* Task to carry out *
Quote the listing from the line containing "410, 682, 433]" through the line containing "504, 209, 517]", character for character.

* Task inputs *
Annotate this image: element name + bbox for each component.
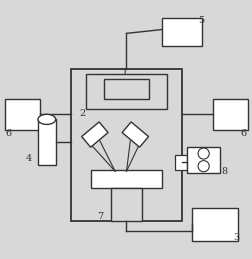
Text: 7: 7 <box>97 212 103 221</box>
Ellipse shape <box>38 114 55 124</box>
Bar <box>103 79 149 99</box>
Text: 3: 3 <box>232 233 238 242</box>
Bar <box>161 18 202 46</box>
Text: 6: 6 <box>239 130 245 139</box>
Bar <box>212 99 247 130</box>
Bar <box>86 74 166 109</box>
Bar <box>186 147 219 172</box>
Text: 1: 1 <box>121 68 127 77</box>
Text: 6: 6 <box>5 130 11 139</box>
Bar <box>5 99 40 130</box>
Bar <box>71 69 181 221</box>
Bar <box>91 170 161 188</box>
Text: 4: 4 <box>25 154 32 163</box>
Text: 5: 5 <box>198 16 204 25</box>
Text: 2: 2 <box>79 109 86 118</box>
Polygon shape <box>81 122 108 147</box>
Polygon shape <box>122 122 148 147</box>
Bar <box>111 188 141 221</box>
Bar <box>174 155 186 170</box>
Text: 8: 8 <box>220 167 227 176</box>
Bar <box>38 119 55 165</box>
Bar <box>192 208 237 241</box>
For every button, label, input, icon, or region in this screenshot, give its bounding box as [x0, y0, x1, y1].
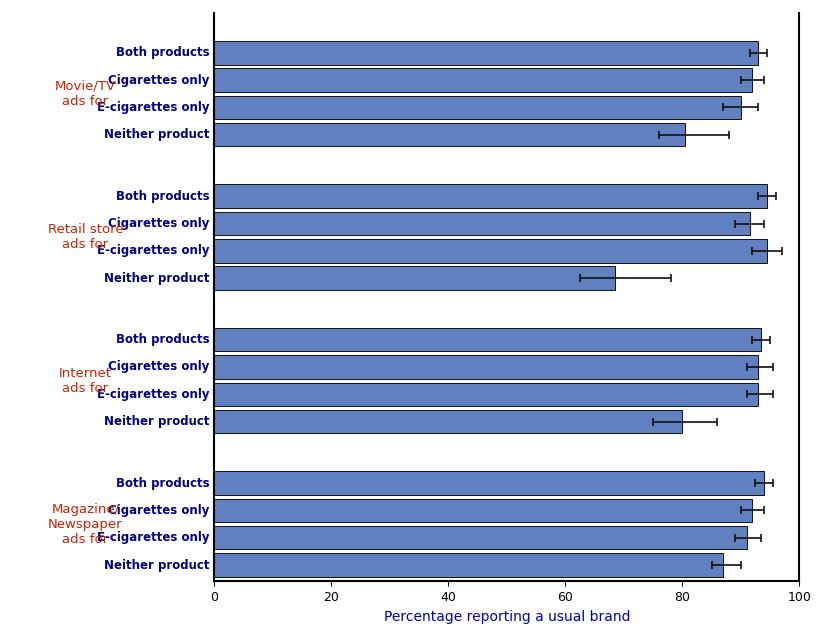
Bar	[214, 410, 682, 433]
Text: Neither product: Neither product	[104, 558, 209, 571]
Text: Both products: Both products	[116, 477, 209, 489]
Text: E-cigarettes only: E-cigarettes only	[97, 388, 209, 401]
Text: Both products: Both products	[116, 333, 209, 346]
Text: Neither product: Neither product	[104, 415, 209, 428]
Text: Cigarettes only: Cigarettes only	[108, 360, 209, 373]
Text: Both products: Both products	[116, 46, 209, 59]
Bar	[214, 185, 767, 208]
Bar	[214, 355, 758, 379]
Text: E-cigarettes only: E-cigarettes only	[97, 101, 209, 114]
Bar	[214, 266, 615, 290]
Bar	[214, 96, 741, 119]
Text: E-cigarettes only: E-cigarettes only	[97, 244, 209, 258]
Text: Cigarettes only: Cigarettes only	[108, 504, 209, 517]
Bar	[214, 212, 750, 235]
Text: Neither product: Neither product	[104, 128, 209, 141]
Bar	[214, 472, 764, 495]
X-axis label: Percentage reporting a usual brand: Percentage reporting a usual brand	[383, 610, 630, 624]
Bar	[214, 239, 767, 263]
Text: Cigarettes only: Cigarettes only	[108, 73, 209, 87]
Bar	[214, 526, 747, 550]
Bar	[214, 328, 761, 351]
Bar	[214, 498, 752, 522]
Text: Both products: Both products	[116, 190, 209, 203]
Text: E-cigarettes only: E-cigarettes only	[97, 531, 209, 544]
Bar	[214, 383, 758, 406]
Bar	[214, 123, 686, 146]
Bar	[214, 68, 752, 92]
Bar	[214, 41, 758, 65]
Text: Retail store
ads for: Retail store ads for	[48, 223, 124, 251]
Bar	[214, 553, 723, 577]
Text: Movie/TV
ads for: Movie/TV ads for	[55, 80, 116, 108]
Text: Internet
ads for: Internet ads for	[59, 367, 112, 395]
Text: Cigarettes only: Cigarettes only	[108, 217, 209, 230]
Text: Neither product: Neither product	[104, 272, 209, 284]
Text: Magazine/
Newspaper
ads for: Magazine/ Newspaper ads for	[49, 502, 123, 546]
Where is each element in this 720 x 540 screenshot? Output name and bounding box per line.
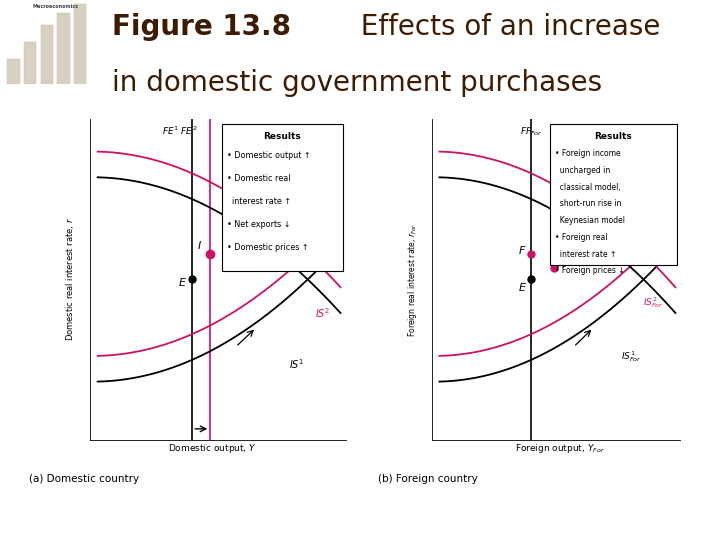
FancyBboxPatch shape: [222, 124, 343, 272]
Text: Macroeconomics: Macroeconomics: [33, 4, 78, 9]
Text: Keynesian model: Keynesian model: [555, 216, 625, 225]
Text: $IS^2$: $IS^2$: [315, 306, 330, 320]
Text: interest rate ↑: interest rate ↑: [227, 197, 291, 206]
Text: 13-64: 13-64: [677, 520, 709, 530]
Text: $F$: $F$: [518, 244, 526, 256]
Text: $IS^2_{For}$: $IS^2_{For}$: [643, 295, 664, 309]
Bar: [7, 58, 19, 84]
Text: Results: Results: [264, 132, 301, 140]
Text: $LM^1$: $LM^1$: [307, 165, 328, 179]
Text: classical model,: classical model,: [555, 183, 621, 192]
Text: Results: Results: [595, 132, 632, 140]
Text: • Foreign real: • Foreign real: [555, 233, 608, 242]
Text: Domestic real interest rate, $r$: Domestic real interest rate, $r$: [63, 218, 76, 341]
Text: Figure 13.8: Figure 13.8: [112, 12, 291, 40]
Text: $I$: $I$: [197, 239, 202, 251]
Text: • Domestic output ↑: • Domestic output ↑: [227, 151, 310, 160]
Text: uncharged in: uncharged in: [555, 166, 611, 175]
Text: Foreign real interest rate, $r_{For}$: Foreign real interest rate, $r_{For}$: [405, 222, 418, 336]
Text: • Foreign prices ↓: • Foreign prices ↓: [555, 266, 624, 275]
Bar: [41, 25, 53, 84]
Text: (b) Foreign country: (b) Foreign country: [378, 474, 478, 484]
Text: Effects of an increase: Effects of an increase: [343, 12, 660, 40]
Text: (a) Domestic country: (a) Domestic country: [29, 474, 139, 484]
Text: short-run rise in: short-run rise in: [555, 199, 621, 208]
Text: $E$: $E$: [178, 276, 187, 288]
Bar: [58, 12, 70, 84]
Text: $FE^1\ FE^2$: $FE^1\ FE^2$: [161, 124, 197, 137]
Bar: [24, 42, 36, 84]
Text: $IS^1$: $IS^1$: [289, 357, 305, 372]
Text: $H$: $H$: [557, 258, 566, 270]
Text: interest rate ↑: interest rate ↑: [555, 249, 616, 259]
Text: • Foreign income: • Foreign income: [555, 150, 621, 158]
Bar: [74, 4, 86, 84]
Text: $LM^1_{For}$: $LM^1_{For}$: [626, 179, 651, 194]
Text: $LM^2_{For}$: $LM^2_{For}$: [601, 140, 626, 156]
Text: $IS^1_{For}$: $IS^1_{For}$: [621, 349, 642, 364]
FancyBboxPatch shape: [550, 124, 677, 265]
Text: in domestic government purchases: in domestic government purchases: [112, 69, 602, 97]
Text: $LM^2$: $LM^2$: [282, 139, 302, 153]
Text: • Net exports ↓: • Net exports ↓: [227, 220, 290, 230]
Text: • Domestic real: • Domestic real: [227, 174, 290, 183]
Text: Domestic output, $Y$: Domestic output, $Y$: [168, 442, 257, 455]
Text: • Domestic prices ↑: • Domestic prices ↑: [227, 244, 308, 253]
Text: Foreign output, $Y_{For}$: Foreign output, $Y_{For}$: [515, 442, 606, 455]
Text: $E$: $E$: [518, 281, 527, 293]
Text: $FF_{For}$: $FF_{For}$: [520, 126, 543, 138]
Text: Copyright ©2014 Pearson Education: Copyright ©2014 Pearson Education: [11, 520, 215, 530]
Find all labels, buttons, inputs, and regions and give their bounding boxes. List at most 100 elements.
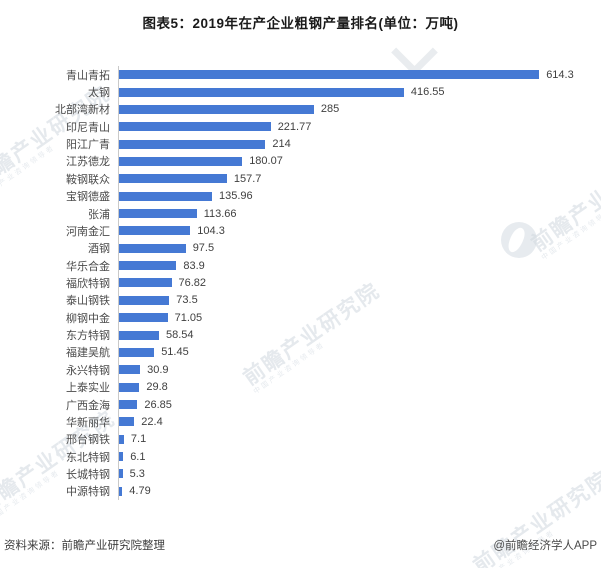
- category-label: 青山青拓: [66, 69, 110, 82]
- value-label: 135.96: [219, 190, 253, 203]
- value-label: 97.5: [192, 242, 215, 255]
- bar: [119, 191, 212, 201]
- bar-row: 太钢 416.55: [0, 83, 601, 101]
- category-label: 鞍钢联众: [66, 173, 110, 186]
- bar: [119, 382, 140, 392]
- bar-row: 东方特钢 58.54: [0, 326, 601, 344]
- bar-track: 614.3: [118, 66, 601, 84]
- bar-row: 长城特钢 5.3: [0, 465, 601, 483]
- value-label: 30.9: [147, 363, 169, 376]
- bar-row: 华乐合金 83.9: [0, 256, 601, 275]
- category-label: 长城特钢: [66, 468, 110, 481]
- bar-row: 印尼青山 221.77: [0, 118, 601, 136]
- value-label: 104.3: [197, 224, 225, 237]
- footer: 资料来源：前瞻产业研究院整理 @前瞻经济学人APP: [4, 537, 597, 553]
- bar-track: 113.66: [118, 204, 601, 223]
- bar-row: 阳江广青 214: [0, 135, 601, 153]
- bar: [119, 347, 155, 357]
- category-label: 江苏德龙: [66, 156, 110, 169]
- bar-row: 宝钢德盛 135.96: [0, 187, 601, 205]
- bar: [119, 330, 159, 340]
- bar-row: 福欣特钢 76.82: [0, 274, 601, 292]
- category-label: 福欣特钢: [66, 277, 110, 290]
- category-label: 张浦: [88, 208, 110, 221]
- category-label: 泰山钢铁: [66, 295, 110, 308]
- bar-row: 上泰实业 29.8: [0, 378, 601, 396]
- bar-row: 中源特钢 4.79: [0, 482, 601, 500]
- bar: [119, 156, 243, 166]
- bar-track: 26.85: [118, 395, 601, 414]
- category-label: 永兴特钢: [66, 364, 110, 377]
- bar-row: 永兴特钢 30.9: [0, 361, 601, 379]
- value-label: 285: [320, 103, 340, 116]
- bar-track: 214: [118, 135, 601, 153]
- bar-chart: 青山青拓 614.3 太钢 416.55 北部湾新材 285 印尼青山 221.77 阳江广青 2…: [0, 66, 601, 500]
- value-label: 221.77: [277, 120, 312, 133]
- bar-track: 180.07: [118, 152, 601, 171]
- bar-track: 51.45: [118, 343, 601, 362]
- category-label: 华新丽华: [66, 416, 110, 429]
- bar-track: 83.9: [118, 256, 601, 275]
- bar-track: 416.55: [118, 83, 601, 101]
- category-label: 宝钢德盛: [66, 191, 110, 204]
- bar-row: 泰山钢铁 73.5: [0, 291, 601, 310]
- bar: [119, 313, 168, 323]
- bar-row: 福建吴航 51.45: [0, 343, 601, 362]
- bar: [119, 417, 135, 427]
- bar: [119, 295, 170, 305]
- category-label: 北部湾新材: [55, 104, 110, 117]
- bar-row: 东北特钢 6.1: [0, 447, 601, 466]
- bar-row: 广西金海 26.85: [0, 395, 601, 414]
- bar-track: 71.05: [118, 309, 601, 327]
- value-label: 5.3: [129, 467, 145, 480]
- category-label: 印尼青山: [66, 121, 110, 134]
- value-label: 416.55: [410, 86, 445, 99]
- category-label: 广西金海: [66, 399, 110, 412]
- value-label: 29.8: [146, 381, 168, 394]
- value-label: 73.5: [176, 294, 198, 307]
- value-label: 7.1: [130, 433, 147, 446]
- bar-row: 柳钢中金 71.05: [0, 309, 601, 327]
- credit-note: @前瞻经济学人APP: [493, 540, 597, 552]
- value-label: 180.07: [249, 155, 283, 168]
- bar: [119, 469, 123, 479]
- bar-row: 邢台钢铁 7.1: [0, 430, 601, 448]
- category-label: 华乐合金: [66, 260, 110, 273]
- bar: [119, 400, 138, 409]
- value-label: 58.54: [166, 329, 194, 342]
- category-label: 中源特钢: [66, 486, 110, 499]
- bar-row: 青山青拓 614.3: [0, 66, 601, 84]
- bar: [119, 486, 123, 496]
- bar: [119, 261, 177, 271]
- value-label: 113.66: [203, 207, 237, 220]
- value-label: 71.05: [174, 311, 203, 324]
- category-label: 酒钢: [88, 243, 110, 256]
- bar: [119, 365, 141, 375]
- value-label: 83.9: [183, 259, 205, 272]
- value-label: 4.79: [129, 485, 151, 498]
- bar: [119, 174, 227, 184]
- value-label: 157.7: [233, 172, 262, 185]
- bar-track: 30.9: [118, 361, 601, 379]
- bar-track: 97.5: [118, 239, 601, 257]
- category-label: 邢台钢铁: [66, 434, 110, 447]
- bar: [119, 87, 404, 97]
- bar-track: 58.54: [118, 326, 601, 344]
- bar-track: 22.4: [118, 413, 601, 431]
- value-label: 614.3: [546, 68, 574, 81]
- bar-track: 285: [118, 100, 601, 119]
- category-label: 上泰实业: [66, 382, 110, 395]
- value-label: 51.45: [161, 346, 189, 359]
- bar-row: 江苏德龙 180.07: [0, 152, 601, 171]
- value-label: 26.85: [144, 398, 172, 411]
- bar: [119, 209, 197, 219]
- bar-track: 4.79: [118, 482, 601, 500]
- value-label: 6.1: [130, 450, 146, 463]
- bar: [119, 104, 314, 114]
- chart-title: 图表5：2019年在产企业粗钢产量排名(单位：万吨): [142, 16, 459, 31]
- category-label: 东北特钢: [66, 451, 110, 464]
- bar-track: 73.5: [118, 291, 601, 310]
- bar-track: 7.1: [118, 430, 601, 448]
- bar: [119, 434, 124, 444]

* Solution to this exercise *
Bar	[214, 410, 682, 433]
Text: Neither product: Neither product	[104, 558, 209, 571]
Text: Both products: Both products	[116, 477, 209, 489]
Text: E-cigarettes only: E-cigarettes only	[97, 388, 209, 401]
Text: Both products: Both products	[116, 333, 209, 346]
Text: Neither product: Neither product	[104, 415, 209, 428]
Text: Cigarettes only: Cigarettes only	[108, 360, 209, 373]
Text: Both products: Both products	[116, 46, 209, 59]
Bar	[214, 185, 767, 208]
Bar	[214, 355, 758, 379]
Text: E-cigarettes only: E-cigarettes only	[97, 101, 209, 114]
Bar	[214, 266, 615, 290]
Bar	[214, 96, 741, 119]
Text: E-cigarettes only: E-cigarettes only	[97, 244, 209, 258]
Text: Cigarettes only: Cigarettes only	[108, 504, 209, 517]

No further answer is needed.